[Dataset entries]

— begin —

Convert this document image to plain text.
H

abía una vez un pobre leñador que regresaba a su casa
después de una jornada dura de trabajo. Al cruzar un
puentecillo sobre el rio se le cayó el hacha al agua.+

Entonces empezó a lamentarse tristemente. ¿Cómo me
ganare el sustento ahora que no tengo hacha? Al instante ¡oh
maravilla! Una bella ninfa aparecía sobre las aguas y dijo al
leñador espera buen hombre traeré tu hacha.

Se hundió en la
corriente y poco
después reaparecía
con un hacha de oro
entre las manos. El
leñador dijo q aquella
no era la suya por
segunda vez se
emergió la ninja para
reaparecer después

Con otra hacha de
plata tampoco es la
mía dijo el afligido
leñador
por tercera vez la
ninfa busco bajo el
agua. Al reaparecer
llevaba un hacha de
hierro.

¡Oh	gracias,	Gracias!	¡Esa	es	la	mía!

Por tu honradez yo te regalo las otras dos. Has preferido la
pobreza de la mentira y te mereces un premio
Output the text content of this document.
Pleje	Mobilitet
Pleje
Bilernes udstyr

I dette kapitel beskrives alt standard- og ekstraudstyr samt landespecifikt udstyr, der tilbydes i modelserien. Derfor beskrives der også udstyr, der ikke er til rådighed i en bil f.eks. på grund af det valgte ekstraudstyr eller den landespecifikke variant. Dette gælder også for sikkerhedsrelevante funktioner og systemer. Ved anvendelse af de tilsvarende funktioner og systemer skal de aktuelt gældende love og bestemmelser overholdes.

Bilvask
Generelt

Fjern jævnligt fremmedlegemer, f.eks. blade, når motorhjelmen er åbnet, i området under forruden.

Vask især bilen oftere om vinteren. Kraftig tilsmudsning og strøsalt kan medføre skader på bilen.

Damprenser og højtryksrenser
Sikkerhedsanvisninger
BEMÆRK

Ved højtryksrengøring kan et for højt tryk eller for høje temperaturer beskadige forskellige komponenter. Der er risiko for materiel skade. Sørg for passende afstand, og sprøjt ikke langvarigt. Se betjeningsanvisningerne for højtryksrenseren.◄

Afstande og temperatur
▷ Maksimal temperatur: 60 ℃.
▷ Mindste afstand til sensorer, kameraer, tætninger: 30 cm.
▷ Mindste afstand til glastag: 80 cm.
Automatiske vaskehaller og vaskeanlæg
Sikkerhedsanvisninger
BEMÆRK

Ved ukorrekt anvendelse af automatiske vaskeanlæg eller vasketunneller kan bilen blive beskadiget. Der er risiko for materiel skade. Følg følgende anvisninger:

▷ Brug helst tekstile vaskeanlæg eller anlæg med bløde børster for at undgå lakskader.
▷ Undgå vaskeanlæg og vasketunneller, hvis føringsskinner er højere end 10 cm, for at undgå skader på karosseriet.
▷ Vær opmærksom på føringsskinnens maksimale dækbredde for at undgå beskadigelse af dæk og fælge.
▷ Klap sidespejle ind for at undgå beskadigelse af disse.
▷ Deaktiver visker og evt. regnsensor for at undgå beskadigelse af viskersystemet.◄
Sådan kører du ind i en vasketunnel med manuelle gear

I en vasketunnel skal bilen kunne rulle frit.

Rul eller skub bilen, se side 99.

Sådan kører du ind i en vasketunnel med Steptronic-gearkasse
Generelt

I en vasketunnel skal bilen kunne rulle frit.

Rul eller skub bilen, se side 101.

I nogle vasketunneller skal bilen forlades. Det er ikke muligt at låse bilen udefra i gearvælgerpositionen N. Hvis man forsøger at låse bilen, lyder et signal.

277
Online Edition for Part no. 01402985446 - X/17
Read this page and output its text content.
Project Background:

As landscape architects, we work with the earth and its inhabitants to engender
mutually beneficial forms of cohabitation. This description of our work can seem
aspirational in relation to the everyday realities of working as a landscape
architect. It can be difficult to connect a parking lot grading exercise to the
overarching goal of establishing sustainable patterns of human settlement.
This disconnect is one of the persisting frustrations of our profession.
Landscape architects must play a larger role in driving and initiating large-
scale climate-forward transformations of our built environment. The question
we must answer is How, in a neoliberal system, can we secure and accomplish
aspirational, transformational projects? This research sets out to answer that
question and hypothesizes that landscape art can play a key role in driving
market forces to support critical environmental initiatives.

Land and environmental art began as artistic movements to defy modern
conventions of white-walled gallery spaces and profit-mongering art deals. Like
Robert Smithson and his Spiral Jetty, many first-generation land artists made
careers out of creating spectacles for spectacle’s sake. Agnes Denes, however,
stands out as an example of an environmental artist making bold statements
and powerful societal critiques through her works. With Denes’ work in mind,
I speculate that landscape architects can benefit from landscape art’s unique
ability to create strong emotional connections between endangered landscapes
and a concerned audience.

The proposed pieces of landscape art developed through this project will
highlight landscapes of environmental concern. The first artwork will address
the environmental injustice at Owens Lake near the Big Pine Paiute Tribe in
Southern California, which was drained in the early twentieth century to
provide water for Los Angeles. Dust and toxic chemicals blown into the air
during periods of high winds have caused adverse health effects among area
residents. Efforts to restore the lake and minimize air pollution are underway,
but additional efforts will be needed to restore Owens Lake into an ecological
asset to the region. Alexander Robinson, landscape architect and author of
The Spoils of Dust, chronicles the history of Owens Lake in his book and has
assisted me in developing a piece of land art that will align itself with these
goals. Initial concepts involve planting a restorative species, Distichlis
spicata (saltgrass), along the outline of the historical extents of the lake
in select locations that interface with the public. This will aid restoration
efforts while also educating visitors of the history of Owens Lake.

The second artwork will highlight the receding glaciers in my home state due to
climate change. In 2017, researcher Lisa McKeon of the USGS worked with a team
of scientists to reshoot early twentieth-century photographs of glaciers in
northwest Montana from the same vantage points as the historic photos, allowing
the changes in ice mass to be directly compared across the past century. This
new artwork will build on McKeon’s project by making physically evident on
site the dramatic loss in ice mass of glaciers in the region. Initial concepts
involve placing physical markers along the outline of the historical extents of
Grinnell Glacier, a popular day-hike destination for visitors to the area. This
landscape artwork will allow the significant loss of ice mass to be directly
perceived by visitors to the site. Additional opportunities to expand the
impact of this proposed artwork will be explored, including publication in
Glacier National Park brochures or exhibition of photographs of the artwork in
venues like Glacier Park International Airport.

— end —

Instructions to follow: Every line above should be retyped exactly as given.

Solution for this task:
Convert this document image to plain text.
H

abía una vez un pobre leñador que regresaba a su casa
después de una jornada dura de trabajo. Al cruzar un
puentecillo sobre el rio se le cayó el hacha al agua.+

Entonces empezó a lamentarse tristemente. ¿Cómo me
ganare el sustento ahora que no tengo hacha? Al instante ¡oh
maravilla! Una bella ninfa aparecía sobre las aguas y dijo al
leñador espera buen hombre traeré tu hacha.

Se hundió en la
corriente y poco
después reaparecía
con un hacha de oro
entre las manos. El
leñador dijo q aquella
no era la suya por
segunda vez se
emergió la ninja para
reaparecer después

Con otra hacha de
plata tampoco es la
mía dijo el afligido
leñador
por tercera vez la
ninfa busco bajo el
agua. Al reaparecer
llevaba un hacha de
hierro.

¡Oh	gracias,	Gracias!	¡Esa	es	la	mía!

Por tu honradez yo te regalo las otras dos. Has preferido la
pobreza de la mentira y te mereces un premio
Output the text content of this document.
Pleje	Mobilitet
Pleje
Bilernes udstyr

I dette kapitel beskrives alt standard- og ekstraudstyr samt landespecifikt udstyr, der tilbydes i modelserien. Derfor beskrives der også udstyr, der ikke er til rådighed i en bil f.eks. på grund af det valgte ekstraudstyr eller den landespecifikke variant. Dette gælder også for sikkerhedsrelevante funktioner og systemer. Ved anvendelse af de tilsvarende funktioner og systemer skal de aktuelt gældende love og bestemmelser overholdes.

Bilvask
Generelt

Fjern jævnligt fremmedlegemer, f.eks. blade, når motorhjelmen er åbnet, i området under forruden.

Vask især bilen oftere om vinteren. Kraftig tilsmudsning og strøsalt kan medføre skader på bilen.

Damprenser og højtryksrenser
Sikkerhedsanvisninger
BEMÆRK

Ved højtryksrengøring kan et for højt tryk eller for høje temperaturer beskadige forskellige komponenter. Der er risiko for materiel skade. Sørg for passende afstand, og sprøjt ikke langvarigt. Se betjeningsanvisningerne for højtryksrenseren.◄

Afstande og temperatur
▷ Maksimal temperatur: 60 ℃.
▷ Mindste afstand til sensorer, kameraer, tætninger: 30 cm.
▷ Mindste afstand til glastag: 80 cm.
Automatiske vaskehaller og vaskeanlæg
Sikkerhedsanvisninger
BEMÆRK

Ved ukorrekt anvendelse af automatiske vaskeanlæg eller vasketunneller kan bilen blive beskadiget. Der er risiko for materiel skade. Følg følgende anvisninger:

▷ Brug helst tekstile vaskeanlæg eller anlæg med bløde børster for at undgå lakskader.
▷ Undgå vaskeanlæg og vasketunneller, hvis føringsskinner er højere end 10 cm, for at undgå skader på karosseriet.
▷ Vær opmærksom på føringsskinnens maksimale dækbredde for at undgå beskadigelse af dæk og fælge.
▷ Klap sidespejle ind for at undgå beskadigelse af disse.
▷ Deaktiver visker og evt. regnsensor for at undgå beskadigelse af viskersystemet.◄
Sådan kører du ind i en vasketunnel med manuelle gear

I en vasketunnel skal bilen kunne rulle frit.

Rul eller skub bilen, se side 99.

Sådan kører du ind i en vasketunnel med Steptronic-gearkasse
Generelt

I en vasketunnel skal bilen kunne rulle frit.

Rul eller skub bilen, se side 101.

I nogle vasketunneller skal bilen forlades. Det er ikke muligt at låse bilen udefra i gearvælgerpositionen N. Hvis man forsøger at låse bilen, lyder et signal.

277
Online Edition for Part no. 01402985446 - X/17
Read this page and output its text content.
Project Background:

As landscape architects, we work with the earth and its inhabitants to engender
mutually beneficial forms of cohabitation. This description of our work can seem
aspirational in relation to the everyday realities of working as a landscape
architect. It can be difficult to connect a parking lot grading exercise to the
overarching goal of establishing sustainable patterns of human settlement.
This disconnect is one of the persisting frustrations of our profession.
Landscape architects must play a larger role in driving and initiating large-
scale climate-forward transformations of our built environment. The question
we must answer is How, in a neoliberal system, can we secure and accomplish
aspirational, transformational projects? This research sets out to answer that
question and hypothesizes that landscape art can play a key role in driving
market forces to support critical environmental initiatives.

Land and environmental art began as artistic movements to defy modern
conventions of white-walled gallery spaces and profit-mongering art deals. Like
Robert Smithson and his Spiral Jetty, many first-generation land artists made
careers out of creating spectacles for spectacle’s sake. Agnes Denes, however,
stands out as an example of an environmental artist making bold statements
and powerful societal critiques through her works. With Denes’ work in mind,
I speculate that landscape architects can benefit from landscape art’s unique
ability to create strong emotional connections between endangered landscapes
and a concerned audience.

The proposed pieces of landscape art developed through this project will
highlight landscapes of environmental concern. The first artwork will address
the environmental injustice at Owens Lake near the Big Pine Paiute Tribe in
Southern California, which was drained in the early twentieth century to
provide water for Los Angeles. Dust and toxic chemicals blown into the air
during periods of high winds have caused adverse health effects among area
residents. Efforts to restore the lake and minimize air pollution are underway,
but additional efforts will be needed to restore Owens Lake into an ecological
asset to the region. Alexander Robinson, landscape architect and author of
The Spoils of Dust, chronicles the history of Owens Lake in his book and has
assisted me in developing a piece of land art that will align itself with these
goals. Initial concepts involve planting a restorative species, Distichlis
spicata (saltgrass), along the outline of the historical extents of the lake
in select locations that interface with the public. This will aid restoration
efforts while also educating visitors of the history of Owens Lake.

The second artwork will highlight the receding glaciers in my home state due to
climate change. In 2017, researcher Lisa McKeon of the USGS worked with a team
of scientists to reshoot early twentieth-century photographs of glaciers in
northwest Montana from the same vantage points as the historic photos, allowing
the changes in ice mass to be directly compared across the past century. This
new artwork will build on McKeon’s project by making physically evident on
site the dramatic loss in ice mass of glaciers in the region. Initial concepts
involve placing physical markers along the outline of the historical extents of
Grinnell Glacier, a popular day-hike destination for visitors to the area. This
landscape artwork will allow the significant loss of ice mass to be directly
perceived by visitors to the site. Additional opportunities to expand the
impact of this proposed artwork will be explored, including publication in
Glacier National Park brochures or exhibition of photographs of the artwork in
venues like Glacier Park International Airport.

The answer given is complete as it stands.